#### EXERCISE:
Among the lines below, some may contain the string "genetically". Say how many do, and give nothing besides the number.

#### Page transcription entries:
*** Begin section ***
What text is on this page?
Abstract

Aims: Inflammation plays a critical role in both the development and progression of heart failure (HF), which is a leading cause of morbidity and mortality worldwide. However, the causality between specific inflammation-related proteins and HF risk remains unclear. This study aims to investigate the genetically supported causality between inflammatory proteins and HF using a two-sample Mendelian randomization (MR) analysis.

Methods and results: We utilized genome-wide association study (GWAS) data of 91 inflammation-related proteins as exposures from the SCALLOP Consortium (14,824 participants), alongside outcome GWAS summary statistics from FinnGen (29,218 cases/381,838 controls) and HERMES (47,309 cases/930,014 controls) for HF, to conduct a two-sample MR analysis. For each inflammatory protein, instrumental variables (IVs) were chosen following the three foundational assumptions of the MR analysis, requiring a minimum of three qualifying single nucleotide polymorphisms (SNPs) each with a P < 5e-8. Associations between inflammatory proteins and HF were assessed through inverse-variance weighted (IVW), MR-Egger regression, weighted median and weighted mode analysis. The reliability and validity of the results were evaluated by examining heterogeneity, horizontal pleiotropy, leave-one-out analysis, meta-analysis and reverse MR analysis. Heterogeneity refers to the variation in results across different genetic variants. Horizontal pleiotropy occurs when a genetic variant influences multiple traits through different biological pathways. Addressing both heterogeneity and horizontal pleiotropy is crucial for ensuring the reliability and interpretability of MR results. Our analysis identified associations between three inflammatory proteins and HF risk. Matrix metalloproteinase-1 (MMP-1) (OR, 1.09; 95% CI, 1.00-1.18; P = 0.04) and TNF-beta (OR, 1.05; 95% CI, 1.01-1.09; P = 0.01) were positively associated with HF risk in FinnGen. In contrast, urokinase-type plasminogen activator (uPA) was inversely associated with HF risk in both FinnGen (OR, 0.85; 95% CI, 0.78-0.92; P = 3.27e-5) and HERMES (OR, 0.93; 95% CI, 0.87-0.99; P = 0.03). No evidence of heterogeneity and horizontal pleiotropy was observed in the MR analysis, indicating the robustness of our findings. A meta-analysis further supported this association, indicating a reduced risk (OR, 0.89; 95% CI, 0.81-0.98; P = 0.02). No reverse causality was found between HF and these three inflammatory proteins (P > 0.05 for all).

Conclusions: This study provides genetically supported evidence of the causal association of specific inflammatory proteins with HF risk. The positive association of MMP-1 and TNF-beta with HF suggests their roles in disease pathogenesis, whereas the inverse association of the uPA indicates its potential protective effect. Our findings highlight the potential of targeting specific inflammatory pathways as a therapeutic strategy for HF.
*** End section ***
#### EXERCISE OUTPUT:
2